------ DATA SECTION ------
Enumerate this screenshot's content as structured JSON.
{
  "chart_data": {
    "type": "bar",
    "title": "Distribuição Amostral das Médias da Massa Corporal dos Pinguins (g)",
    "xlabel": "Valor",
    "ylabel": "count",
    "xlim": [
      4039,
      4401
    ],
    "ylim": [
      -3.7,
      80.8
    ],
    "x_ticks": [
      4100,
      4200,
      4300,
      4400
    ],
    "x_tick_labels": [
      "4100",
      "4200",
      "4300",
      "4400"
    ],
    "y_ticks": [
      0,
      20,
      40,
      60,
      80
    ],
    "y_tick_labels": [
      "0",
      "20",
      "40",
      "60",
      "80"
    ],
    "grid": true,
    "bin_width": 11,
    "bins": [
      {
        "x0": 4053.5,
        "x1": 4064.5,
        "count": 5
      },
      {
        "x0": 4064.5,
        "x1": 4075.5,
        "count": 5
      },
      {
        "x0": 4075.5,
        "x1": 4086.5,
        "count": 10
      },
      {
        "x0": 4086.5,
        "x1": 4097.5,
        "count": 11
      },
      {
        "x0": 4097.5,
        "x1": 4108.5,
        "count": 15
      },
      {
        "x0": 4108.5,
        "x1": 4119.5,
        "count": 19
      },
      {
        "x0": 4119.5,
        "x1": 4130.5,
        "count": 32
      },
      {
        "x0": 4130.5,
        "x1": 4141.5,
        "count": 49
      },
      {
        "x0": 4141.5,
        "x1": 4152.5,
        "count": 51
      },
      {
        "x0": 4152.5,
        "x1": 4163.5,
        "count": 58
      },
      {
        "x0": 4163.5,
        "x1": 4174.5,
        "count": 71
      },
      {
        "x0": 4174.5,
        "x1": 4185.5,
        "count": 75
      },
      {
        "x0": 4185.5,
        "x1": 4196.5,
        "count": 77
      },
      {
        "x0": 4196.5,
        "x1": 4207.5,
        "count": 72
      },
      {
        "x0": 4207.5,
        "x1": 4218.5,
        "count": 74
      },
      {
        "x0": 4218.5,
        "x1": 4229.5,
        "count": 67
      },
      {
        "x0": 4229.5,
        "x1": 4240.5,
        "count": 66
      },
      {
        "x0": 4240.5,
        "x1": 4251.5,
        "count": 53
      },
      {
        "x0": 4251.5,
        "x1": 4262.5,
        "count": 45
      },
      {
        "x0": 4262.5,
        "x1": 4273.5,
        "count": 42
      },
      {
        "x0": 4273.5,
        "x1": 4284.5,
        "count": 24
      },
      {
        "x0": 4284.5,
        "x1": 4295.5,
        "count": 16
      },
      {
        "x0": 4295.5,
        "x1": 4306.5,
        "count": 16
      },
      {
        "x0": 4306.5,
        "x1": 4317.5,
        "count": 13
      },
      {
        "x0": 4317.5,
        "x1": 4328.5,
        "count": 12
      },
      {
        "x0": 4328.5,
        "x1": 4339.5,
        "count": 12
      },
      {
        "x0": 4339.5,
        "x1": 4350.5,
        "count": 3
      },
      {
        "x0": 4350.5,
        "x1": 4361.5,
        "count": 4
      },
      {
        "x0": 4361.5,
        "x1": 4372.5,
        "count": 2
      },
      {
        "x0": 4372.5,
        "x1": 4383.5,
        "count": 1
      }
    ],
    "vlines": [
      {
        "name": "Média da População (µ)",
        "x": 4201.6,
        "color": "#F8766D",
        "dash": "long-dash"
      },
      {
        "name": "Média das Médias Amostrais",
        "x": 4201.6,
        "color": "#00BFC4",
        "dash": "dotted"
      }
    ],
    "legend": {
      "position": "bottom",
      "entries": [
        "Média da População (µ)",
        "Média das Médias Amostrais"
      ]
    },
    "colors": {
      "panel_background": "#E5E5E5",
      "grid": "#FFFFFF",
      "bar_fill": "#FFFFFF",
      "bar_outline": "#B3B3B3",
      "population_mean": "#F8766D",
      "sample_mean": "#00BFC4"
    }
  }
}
------
EXERCISE OBJECTIVE ->
Take the entries above and transcribe them exactly.

TASK RESPONSE ->
Enumerate this screenshot's content as structured JSON.
{
  "chart_data": {
    "type": "bar",
    "title": "Distribuição Amostral das Médias da Massa Corporal dos Pinguins (g)",
    "xlabel": "Valor",
    "ylabel": "count",
    "xlim": [
      4039,
      4401
    ],
    "ylim": [
      -3.7,
      80.8
    ],
    "x_ticks": [
      4100,
      4200,
      4300,
      4400
    ],
    "x_tick_labels": [
      "4100",
      "4200",
      "4300",
      "4400"
    ],
    "y_ticks": [
      0,
      20,
      40,
      60,
      80
    ],
    "y_tick_labels": [
      "0",
      "20",
      "40",
      "60",
      "80"
    ],
    "grid": true,
    "bin_width": 11,
    "bins": [
      {
        "x0": 4053.5,
        "x1": 4064.5,
        "count": 5
      },
      {
        "x0": 4064.5,
        "x1": 4075.5,
        "count": 5
      },
      {
        "x0": 4075.5,
        "x1": 4086.5,
        "count": 10
      },
      {
        "x0": 4086.5,
        "x1": 4097.5,
        "count": 11
      },
      {
        "x0": 4097.5,
        "x1": 4108.5,
        "count": 15
      },
      {
        "x0": 4108.5,
        "x1": 4119.5,
        "count": 19
      },
      {
        "x0": 4119.5,
        "x1": 4130.5,
        "count": 32
      },
      {
        "x0": 4130.5,
        "x1": 4141.5,
        "count": 49
      },
      {
        "x0": 4141.5,
        "x1": 4152.5,
        "count": 51
      },
      {
        "x0": 4152.5,
        "x1": 4163.5,
        "count": 58
      },
      {
        "x0": 4163.5,
        "x1": 4174.5,
        "count": 71
      },
      {
        "x0": 4174.5,
        "x1": 4185.5,
        "count": 75
      },
      {
        "x0": 4185.5,
        "x1": 4196.5,
        "count": 77
      },
      {
        "x0": 4196.5,
        "x1": 4207.5,
        "count": 72
      },
      {
        "x0": 4207.5,
        "x1": 4218.5,
        "count": 74
      },
      {
        "x0": 4218.5,
        "x1": 4229.5,
        "count": 67
      },
      {
        "x0": 4229.5,
        "x1": 4240.5,
        "count": 66
      },
      {
        "x0": 4240.5,
        "x1": 4251.5,
        "count": 53
      },
      {
        "x0": 4251.5,
        "x1": 4262.5,
        "count": 45
      },
      {
        "x0": 4262.5,
        "x1": 4273.5,
        "count": 42
      },
      {
        "x0": 4273.5,
        "x1": 4284.5,
        "count": 24
      },
      {
        "x0": 4284.5,
        "x1": 4295.5,
        "count": 16
      },
      {
        "x0": 4295.5,
        "x1": 4306.5,
        "count": 16
      },
      {
        "x0": 4306.5,
        "x1": 4317.5,
        "count": 13
      },
      {
        "x0": 4317.5,
        "x1": 4328.5,
        "count": 12
      },
      {
        "x0": 4328.5,
        "x1": 4339.5,
        "count": 12
      },
      {
        "x0": 4339.5,
        "x1": 4350.5,
        "count": 3
      },
      {
        "x0": 4350.5,
        "x1": 4361.5,
        "count": 4
      },
      {
        "x0": 4361.5,
        "x1": 4372.5,
        "count": 2
      },
      {
        "x0": 4372.5,
        "x1": 4383.5,
        "count": 1
      }
    ],
    "vlines": [
      {
        "name": "Média da População (µ)",
        "x": 4201.6,
        "color": "#F8766D",
        "dash": "long-dash"
      },
      {
        "name": "Média das Médias Amostrais",
        "x": 4201.6,
        "color": "#00BFC4",
        "dash": "dotted"
      }
    ],
    "legend": {
      "position": "bottom",
      "entries": [
        "Média da População (µ)",
        "Média das Médias Amostrais"
      ]
    },
    "colors": {
      "panel_background": "#E5E5E5",
      "grid": "#FFFFFF",
      "bar_fill": "#FFFFFF",
      "bar_outline": "#B3B3B3",
      "population_mean": "#F8766D",
      "sample_mean": "#00BFC4"
    }
  }
}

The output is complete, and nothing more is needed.